**Texto citado**:
────────

Pero sucede que empecé a aburrirme, y se preguntarán cómo es que esta «boluda atómica« se aburre en Buenos Aires. Bueno, a continuación detallo un par de cosas:
Superficialidades
Creo que el problema de casi todos los que viven en Buenos Aires es que están acostumbrados a fijarse solo en los hechos grandes, y sobre todo los malos, que lógicamente llaman la atención, pero no es todo lo que hay. En consecuencia, esa facilidad de sorprenderse de las pequeñas banalidades de la vida que pierden las personas de las grandes ciudades, las hace sumirse en lo más recóndito de su individualidad, donde lo más cercano a una amistad es su terapeuta… y pagarle a un desconocido para contarle lo que hiciste en el día me parece una soberana estupidez.
Y justo ahí termino de entender por qué nos dicen «latinos» cuando vivimos en la misma parte del mapamundi, ¿es porque somos más alegres? ¿Más despreocupados? Cúlpennos por ser los que mantenemos a la América tercermundista, pero si lo analizan de la manera más equilibrada posible, cuando estén en un ataúd lo que único que verán los demás de ustedes será un ceño fruncido en un rostro cansado por la obstinada necesidad de vivir en un estrés absoluto solo para obtener «algo».
¿Dónde quedó el romance?

────────

**Datos proporcionados**:
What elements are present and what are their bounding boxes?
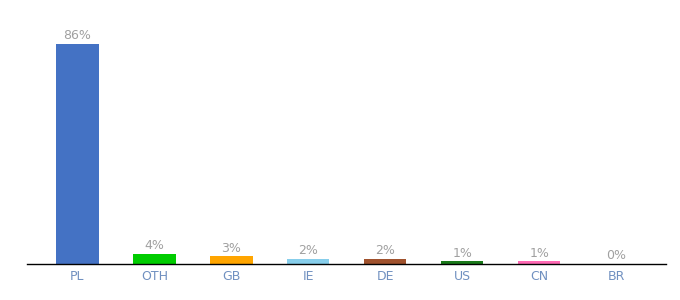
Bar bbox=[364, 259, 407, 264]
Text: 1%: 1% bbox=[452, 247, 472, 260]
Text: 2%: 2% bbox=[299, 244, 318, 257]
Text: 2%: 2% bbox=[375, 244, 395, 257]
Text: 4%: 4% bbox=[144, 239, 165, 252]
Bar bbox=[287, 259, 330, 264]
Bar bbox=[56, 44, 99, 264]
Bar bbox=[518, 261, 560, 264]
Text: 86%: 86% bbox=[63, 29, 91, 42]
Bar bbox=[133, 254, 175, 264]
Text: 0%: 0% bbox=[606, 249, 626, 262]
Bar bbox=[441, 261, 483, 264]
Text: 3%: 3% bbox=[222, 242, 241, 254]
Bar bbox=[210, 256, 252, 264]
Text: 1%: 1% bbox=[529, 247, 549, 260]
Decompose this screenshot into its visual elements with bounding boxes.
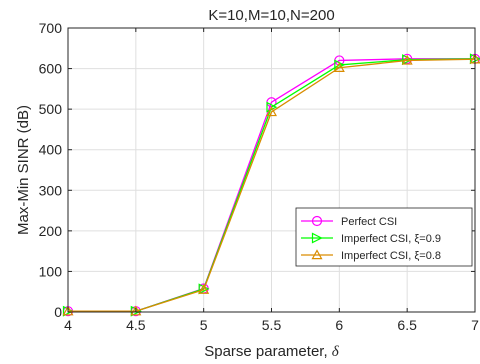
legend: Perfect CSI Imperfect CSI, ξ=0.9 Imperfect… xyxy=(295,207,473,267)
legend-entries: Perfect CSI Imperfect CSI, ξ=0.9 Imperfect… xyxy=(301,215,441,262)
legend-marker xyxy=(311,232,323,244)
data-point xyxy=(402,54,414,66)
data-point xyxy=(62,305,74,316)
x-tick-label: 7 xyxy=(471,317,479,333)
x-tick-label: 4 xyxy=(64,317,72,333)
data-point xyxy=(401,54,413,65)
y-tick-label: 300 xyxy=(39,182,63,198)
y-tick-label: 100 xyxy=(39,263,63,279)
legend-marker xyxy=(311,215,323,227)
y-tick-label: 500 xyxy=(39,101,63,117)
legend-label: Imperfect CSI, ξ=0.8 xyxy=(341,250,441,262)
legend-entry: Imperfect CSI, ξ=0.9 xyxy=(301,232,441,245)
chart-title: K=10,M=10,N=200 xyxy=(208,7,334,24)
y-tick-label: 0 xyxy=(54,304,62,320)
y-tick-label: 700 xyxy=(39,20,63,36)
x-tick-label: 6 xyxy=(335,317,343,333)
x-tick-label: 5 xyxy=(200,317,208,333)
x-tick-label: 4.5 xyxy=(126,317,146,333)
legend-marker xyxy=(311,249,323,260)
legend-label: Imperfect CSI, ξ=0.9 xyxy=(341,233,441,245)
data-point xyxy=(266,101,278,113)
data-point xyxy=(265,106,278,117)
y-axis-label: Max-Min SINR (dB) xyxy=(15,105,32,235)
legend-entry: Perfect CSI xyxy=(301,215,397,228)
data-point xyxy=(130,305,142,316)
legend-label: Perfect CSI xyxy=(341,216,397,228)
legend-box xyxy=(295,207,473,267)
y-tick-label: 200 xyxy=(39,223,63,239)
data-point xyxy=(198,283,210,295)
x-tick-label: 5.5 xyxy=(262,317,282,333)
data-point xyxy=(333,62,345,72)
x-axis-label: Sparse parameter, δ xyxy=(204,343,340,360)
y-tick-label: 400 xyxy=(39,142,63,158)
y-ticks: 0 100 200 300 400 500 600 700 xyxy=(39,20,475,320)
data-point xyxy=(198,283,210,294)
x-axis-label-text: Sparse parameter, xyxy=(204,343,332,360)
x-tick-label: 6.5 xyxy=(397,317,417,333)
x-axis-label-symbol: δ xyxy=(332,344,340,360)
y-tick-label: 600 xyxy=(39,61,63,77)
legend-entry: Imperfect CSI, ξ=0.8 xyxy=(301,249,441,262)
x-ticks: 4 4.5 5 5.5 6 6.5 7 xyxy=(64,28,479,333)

────────

**Problemas y tareas**:
[a] Transcribe sin cambios un fragmento del texto sobre Buenos Aires: empieza en las palabras que contienen "Pero sucede que" y detente después de "una soberana estupidez.".
[b] Por favor, retoma el texto sobre Buenos Aires desde el punto en que se detiene y continúalo.

**Resultados**:
[a]
Pero sucede que empecé a aburrirme, y se preguntarán cómo es que esta «boluda atómica« se aburre en Buenos Aires. Bueno, a continuación detallo un par de cosas:
Superficialidades
Creo que el problema de casi todos los que viven en Buenos Aires es que están acostumbrados a fijarse solo en los hechos grandes, y sobre todo los malos, que lógicamente llaman la atención, pero no es todo lo que hay. En consecuencia, esa facilidad de sorprenderse de las pequeñas banalidades de la vida que pierden las personas de las grandes ciudades, las hace sumirse en lo más recóndito de su individualidad, donde lo más cercano a una amistad es su terapeuta… y pagarle a un desconocido para contarle lo que hiciste en el día me parece una soberana estupidez.

[b]
En cada visita a un boliche, after office o cualquier lugar donde suelo ir a tomarme una cerveza se repite la misma regla: se me acerca un chico casi siempre lindo o, en su defecto, vacilable. Luego de diez o quince minutos de conversación y el correspondiente «sos hermosa morocha«, lo que sigue es la cara de aquel desconocido acercándose a la mía y ahí empieza el dilema. Besar o no besar. Si opto por la segunda opción se queda a conversar dos minutos más y luego se va. En el caso de que lo bese, en los siguientes veinte minutos ya ha posado sus manos en mi derriere. Desearía preguntarle: ¿están cómodas tus manos ahí atrás? Pero prefiero, sutilmente, emprender la huida. Estas «latinas» son fogosas…
Claro que hay excepciones, chicos más «laburantes«, pero en mi continua investigación de campo llegué a la conclusión de que si me quedo a vivir acá me compraré un gato y unos lirios, y que lo peor que una «latina» como yo puede hacer es empezar a ver en cada argentino a un potencial algo. Lo fácil y pasajero aburre, chicos. Quizás no he conocido esas excepciones, pero debo admitir que las reglas suelen ser preciosamente aburridas. Y a mí, a veces, me encanta aburrirme.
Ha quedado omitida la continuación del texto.